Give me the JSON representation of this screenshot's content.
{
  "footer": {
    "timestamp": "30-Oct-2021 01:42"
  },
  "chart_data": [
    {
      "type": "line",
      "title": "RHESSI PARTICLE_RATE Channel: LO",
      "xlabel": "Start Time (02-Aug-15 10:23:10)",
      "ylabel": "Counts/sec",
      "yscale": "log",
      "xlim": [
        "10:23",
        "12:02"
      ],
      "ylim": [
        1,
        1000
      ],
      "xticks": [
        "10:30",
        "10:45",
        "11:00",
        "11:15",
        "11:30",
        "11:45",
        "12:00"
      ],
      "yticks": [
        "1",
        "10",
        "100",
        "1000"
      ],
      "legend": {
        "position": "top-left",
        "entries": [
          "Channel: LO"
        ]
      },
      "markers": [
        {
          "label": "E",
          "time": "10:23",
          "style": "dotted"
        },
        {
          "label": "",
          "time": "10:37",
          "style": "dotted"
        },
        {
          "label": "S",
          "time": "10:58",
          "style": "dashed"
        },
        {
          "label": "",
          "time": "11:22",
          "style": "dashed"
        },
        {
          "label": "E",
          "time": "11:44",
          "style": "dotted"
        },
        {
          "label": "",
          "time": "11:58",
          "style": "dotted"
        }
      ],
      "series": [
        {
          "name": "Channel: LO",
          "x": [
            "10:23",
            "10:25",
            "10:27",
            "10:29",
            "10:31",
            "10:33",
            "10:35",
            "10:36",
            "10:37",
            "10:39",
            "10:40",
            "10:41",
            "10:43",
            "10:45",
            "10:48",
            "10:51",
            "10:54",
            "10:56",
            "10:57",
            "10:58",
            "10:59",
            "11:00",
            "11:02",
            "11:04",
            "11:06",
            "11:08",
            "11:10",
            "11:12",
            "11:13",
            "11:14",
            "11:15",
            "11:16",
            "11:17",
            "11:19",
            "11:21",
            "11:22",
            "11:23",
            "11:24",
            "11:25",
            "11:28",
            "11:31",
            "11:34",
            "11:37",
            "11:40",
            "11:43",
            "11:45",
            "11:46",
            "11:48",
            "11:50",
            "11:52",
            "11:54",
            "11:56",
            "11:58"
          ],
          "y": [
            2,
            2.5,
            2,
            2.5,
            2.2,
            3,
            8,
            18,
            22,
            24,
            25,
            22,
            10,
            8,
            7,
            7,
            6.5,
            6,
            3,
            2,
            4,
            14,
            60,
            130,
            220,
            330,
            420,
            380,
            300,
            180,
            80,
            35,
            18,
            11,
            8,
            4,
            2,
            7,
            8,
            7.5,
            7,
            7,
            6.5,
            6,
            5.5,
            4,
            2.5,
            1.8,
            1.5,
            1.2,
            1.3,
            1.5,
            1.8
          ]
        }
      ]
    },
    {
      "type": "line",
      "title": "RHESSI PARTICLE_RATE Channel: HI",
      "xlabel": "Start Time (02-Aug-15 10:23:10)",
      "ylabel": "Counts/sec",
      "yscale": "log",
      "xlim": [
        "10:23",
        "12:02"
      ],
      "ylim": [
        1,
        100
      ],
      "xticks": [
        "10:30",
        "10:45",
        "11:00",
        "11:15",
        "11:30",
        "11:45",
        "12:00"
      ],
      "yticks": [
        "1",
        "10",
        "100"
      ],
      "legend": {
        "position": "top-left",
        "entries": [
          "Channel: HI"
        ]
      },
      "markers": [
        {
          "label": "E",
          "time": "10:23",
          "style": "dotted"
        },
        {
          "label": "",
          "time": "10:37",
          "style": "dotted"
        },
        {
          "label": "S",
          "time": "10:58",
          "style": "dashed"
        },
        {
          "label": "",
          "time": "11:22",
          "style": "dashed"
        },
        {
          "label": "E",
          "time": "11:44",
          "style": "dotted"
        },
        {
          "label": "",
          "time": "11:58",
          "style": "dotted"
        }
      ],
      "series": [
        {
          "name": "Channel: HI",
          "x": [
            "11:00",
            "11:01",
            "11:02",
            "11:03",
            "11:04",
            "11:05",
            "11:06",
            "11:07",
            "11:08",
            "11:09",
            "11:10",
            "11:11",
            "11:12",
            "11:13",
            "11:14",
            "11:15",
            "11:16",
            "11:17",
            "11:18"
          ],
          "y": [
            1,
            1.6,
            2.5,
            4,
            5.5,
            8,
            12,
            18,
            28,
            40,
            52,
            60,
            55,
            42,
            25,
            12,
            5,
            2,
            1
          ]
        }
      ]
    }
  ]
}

■ What you will do: Which lines hold the word "title"? Return all of them from the records above.

■ Answer to the exercise:
      "title": "RHESSI PARTICLE_RATE Channel: LO",
      "title": "RHESSI PARTICLE_RATE Channel: HI",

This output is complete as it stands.